What you will do> Reproduce each line of the material precisely.

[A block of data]
— Start —
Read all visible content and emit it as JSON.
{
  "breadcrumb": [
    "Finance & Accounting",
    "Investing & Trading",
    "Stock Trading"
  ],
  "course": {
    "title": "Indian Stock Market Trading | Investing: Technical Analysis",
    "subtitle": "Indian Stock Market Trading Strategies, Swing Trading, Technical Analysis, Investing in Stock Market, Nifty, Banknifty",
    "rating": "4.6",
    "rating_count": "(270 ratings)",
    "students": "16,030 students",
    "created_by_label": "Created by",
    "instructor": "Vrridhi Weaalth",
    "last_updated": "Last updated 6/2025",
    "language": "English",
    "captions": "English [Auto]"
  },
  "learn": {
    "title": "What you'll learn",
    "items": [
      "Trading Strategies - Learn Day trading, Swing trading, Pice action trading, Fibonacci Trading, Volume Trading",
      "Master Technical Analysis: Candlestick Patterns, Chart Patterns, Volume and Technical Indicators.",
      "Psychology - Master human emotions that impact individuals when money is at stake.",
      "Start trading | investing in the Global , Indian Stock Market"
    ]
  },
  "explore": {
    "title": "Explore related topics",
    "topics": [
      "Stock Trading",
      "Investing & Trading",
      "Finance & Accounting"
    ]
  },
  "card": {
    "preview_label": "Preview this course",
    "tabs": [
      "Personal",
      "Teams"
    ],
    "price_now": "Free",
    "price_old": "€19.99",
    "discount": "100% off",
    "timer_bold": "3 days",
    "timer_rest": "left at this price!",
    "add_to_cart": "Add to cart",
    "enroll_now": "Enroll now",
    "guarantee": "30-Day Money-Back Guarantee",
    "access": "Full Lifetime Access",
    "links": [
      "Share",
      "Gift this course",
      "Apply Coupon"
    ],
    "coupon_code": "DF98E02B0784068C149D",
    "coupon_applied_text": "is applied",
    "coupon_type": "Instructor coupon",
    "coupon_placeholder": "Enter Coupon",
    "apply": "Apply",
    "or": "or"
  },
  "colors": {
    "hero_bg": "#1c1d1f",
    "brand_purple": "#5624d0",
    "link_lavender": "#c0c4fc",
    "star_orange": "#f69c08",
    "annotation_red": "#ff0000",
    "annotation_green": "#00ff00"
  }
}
— End —
Expected output>
Read all visible content and emit it as JSON.
{
  "breadcrumb": [
    "Finance & Accounting",
    "Investing & Trading",
    "Stock Trading"
  ],
  "course": {
    "title": "Indian Stock Market Trading | Investing: Technical Analysis",
    "subtitle": "Indian Stock Market Trading Strategies, Swing Trading, Technical Analysis, Investing in Stock Market, Nifty, Banknifty",
    "rating": "4.6",
    "rating_count": "(270 ratings)",
    "students": "16,030 students",
    "created_by_label": "Created by",
    "instructor": "Vrridhi Weaalth",
    "last_updated": "Last updated 6/2025",
    "language": "English",
    "captions": "English [Auto]"
  },
  "learn": {
    "title": "What you'll learn",
    "items": [
      "Trading Strategies - Learn Day trading, Swing trading, Pice action trading, Fibonacci Trading, Volume Trading",
      "Master Technical Analysis: Candlestick Patterns, Chart Patterns, Volume and Technical Indicators.",
      "Psychology - Master human emotions that impact individuals when money is at stake.",
      "Start trading | investing in the Global , Indian Stock Market"
    ]
  },
  "explore": {
    "title": "Explore related topics",
    "topics": [
      "Stock Trading",
      "Investing & Trading",
      "Finance & Accounting"
    ]
  },
  "card": {
    "preview_label": "Preview this course",
    "tabs": [
      "Personal",
      "Teams"
    ],
    "price_now": "Free",
    "price_old": "€19.99",
    "discount": "100% off",
    "timer_bold": "3 days",
    "timer_rest": "left at this price!",
    "add_to_cart": "Add to cart",
    "enroll_now": "Enroll now",
    "guarantee": "30-Day Money-Back Guarantee",
    "access": "Full Lifetime Access",
    "links": [
      "Share",
      "Gift this course",
      "Apply Coupon"
    ],
    "coupon_code": "DF98E02B0784068C149D",
    "coupon_applied_text": "is applied",
    "coupon_type": "Instructor coupon",
    "coupon_placeholder": "Enter Coupon",
    "apply": "Apply",
    "or": "or"
  },
  "colors": {
    "hero_bg": "#1c1d1f",
    "brand_purple": "#5624d0",
    "link_lavender": "#c0c4fc",
    "star_orange": "#f69c08",
    "annotation_red": "#ff0000",
    "annotation_green": "#00ff00"
  }
}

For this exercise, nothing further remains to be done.